* [EXERCISE BRIEF] Reproduce each line from the records that holds "Scan".

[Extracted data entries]
»»

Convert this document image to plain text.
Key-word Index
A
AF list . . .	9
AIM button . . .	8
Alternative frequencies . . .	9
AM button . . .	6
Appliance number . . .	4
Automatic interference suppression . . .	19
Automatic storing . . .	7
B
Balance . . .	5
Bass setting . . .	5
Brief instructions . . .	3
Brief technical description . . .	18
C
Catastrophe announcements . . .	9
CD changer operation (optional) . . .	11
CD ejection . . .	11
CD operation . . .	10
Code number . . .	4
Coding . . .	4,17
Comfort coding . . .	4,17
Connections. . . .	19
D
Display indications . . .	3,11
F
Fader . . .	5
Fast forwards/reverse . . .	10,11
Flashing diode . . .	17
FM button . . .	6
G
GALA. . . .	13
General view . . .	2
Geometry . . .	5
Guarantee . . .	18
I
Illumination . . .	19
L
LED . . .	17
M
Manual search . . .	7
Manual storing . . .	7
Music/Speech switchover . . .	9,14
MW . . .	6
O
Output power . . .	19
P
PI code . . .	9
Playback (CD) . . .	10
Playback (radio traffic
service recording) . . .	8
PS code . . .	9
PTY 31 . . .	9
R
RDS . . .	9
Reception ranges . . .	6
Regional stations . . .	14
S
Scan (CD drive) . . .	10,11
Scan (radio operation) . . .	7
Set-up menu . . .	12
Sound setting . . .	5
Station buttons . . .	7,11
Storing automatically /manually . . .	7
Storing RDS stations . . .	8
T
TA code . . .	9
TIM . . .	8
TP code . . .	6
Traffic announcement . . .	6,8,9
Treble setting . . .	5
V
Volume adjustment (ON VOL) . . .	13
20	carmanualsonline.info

««

* [CORRECT RESULT]
Scan (CD drive) . . .	10,11
Scan (radio operation) . . .	7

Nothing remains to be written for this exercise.